#### Data shown ####

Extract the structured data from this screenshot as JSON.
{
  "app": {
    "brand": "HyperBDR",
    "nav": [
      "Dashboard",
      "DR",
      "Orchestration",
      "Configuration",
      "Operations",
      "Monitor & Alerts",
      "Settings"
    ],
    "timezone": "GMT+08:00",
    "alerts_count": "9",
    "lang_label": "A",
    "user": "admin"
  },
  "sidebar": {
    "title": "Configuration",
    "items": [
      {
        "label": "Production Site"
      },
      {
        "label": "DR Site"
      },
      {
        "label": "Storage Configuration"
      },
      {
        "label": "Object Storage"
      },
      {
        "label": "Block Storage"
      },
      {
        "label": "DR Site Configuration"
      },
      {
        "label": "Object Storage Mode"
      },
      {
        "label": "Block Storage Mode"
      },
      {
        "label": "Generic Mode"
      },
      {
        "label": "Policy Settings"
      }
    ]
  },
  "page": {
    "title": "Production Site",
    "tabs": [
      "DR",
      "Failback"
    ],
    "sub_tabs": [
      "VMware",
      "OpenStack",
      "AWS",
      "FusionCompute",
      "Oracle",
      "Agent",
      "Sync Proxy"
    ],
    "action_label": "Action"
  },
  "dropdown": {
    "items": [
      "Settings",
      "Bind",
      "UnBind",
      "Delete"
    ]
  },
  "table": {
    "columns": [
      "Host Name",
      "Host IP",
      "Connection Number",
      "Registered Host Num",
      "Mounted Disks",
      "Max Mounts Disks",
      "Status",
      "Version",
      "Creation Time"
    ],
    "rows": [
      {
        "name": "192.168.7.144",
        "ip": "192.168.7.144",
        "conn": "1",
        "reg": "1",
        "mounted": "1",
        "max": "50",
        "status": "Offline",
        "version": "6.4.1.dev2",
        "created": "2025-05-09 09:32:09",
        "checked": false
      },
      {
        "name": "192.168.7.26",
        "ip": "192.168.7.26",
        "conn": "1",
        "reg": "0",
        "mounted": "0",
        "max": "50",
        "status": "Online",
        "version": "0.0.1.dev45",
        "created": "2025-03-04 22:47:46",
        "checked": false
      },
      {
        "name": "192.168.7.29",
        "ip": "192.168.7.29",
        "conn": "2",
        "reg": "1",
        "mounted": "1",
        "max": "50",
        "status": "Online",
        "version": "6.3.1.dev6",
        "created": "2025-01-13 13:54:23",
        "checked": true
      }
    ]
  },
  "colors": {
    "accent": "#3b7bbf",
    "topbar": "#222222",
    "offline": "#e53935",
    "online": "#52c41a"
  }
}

####

Problem
Which lines contain "Block"? Show each of them.

Result below
        "label": "Block Storage"
        "label": "Block Storage Mode"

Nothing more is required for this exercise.